### Given instruction
Please reproduce the records word for word, starting at the first line and ending at the line that contains "bar[interactable] — [348, 206, 364, 404]", with both of those lines included.

* start *

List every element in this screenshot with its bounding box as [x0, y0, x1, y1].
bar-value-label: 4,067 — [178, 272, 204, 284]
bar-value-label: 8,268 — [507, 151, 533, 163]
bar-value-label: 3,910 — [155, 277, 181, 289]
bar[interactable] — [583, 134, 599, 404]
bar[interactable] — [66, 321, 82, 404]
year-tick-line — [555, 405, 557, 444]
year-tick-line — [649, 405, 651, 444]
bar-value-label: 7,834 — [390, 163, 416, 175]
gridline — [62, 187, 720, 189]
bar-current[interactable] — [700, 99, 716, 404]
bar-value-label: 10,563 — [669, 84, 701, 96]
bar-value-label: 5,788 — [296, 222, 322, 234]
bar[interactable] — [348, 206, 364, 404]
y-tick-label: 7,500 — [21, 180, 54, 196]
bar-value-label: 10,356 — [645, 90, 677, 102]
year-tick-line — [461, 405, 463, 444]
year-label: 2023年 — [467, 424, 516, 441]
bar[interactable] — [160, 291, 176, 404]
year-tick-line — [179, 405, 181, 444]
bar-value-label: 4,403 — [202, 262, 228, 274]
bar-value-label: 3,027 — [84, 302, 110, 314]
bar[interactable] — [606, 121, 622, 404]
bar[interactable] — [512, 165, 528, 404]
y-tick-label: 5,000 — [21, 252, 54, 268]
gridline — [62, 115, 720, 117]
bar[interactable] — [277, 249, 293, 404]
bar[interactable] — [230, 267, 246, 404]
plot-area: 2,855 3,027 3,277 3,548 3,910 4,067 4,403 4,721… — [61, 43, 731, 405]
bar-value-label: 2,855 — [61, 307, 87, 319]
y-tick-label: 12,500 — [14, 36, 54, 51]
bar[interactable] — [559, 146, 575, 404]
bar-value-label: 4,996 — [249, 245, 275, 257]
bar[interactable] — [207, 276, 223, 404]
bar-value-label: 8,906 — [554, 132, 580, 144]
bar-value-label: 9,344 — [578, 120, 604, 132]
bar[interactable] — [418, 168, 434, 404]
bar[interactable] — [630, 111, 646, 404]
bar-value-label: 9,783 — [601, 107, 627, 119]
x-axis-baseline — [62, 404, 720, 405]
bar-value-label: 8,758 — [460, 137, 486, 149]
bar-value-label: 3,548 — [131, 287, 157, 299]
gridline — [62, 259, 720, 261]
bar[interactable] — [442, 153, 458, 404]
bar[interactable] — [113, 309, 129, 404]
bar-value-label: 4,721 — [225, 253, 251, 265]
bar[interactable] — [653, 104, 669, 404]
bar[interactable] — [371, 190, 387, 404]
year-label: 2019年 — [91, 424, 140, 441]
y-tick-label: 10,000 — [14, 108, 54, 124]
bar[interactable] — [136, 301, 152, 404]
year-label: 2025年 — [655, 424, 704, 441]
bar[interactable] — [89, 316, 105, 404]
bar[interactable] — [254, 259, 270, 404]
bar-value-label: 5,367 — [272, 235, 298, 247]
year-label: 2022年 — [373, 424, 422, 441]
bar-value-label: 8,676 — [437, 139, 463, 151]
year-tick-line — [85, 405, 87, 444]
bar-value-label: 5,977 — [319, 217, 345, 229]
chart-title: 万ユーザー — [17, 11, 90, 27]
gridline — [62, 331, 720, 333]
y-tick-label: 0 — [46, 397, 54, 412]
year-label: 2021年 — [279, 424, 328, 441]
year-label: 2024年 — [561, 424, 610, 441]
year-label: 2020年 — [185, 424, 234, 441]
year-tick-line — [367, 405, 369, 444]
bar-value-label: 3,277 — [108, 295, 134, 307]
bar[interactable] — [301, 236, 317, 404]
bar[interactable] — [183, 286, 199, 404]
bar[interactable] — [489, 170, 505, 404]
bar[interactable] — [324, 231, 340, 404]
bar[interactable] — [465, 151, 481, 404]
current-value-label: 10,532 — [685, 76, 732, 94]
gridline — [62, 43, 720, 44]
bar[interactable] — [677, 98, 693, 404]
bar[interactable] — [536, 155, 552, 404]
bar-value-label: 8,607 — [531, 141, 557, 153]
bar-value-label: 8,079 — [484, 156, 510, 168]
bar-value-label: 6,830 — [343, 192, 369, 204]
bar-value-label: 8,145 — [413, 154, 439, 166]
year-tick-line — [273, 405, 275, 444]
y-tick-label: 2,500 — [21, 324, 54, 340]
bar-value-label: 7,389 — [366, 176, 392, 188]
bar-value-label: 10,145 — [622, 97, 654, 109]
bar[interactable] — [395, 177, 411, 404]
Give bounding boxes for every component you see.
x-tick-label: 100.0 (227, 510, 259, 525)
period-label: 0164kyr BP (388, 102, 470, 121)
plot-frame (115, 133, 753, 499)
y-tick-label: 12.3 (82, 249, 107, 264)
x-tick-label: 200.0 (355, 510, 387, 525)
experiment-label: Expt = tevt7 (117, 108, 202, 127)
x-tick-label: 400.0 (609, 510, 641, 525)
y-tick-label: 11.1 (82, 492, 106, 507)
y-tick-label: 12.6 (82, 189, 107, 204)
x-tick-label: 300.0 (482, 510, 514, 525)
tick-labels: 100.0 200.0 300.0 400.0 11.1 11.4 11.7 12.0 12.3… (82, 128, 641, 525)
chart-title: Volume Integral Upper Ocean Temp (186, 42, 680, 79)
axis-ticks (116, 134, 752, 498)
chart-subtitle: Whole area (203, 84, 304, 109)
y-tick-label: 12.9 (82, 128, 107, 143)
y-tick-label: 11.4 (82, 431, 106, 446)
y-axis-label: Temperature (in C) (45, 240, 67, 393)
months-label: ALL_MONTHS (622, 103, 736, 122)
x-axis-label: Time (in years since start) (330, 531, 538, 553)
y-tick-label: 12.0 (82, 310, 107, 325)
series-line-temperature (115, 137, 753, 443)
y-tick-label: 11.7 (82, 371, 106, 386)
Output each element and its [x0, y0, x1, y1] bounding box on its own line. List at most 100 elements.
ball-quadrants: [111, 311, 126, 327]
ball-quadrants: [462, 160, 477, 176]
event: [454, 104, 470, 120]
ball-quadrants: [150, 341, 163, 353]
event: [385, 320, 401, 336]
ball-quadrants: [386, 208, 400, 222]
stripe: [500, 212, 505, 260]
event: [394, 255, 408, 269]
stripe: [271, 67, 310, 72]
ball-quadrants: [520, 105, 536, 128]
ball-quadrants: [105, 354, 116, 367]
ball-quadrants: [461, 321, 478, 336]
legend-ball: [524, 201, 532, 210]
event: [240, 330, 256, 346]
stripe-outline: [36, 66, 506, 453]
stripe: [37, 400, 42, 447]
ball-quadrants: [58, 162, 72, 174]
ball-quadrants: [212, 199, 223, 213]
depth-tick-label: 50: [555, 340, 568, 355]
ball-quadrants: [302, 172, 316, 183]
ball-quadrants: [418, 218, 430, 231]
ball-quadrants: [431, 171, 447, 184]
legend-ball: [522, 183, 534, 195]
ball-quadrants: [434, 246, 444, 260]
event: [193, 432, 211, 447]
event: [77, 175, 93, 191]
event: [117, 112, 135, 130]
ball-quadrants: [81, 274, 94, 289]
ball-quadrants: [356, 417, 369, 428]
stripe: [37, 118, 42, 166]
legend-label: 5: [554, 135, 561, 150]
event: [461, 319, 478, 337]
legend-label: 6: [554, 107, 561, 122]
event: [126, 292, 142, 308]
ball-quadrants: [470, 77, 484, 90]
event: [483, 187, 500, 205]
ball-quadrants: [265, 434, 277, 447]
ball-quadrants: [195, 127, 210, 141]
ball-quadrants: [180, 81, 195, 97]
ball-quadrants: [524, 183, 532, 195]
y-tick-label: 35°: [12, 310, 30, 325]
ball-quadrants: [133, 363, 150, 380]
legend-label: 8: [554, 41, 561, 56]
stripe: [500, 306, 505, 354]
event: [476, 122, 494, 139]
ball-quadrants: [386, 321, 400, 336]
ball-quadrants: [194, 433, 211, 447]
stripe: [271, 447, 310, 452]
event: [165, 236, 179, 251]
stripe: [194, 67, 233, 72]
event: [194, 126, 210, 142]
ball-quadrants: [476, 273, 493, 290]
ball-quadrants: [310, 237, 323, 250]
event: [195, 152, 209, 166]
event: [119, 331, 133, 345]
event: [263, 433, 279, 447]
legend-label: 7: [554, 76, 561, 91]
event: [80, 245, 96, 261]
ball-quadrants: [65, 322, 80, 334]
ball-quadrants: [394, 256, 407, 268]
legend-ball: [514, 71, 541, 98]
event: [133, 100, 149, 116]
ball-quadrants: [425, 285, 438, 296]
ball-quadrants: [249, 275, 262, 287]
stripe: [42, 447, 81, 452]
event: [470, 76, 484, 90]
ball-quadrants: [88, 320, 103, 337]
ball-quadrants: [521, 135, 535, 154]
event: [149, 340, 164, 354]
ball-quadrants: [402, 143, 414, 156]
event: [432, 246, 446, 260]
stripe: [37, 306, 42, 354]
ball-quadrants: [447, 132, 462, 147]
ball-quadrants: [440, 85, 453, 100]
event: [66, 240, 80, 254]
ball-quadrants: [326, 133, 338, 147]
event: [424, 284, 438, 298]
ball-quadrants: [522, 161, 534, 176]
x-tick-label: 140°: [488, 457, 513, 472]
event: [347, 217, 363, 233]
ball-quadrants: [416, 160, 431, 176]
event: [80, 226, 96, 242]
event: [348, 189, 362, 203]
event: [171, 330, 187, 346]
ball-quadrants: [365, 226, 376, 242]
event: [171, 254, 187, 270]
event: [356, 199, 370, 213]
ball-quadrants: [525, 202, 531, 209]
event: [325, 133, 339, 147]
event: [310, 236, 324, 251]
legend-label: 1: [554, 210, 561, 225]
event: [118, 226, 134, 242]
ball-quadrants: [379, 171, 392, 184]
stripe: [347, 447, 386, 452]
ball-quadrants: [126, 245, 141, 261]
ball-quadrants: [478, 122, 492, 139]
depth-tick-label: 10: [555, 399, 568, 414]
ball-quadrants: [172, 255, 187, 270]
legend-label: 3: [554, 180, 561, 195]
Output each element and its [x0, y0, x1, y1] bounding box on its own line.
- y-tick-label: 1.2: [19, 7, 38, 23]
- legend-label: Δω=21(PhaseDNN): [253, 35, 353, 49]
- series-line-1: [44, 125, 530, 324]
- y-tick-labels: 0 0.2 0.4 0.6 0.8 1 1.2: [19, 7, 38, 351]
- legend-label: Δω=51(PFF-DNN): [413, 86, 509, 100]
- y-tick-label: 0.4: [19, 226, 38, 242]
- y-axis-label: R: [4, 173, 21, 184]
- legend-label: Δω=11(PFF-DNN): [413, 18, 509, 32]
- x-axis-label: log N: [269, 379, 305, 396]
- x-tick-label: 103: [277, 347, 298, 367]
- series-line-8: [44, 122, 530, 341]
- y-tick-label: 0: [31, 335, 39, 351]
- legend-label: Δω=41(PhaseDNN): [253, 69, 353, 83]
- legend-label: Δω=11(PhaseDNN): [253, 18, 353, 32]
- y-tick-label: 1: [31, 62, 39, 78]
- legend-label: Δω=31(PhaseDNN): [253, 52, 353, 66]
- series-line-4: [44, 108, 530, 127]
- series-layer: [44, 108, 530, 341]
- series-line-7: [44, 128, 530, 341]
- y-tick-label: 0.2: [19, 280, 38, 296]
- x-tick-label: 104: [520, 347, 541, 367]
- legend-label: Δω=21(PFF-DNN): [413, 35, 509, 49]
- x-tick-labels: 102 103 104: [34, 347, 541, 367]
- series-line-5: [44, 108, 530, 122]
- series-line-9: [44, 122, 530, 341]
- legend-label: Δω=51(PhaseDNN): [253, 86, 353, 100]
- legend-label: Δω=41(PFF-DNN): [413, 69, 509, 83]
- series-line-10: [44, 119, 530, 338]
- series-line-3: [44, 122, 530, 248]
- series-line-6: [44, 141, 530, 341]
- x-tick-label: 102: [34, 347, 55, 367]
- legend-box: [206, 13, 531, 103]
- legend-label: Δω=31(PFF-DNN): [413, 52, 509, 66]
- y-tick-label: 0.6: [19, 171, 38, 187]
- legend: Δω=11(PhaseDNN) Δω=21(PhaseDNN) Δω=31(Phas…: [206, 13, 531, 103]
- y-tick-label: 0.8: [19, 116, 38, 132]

* end *

### Correct result
List every element in this screenshot with its bounding box as [x0, y0, x1, y1].
bar-value-label: 4,067 — [178, 272, 204, 284]
bar-value-label: 8,268 — [507, 151, 533, 163]
bar-value-label: 3,910 — [155, 277, 181, 289]
bar[interactable] — [583, 134, 599, 404]
bar[interactable] — [66, 321, 82, 404]
year-tick-line — [555, 405, 557, 444]
year-tick-line — [649, 405, 651, 444]
bar-value-label: 7,834 — [390, 163, 416, 175]
gridline — [62, 187, 720, 189]
bar-current[interactable] — [700, 99, 716, 404]
bar-value-label: 10,563 — [669, 84, 701, 96]
bar-value-label: 5,788 — [296, 222, 322, 234]
bar[interactable] — [348, 206, 364, 404]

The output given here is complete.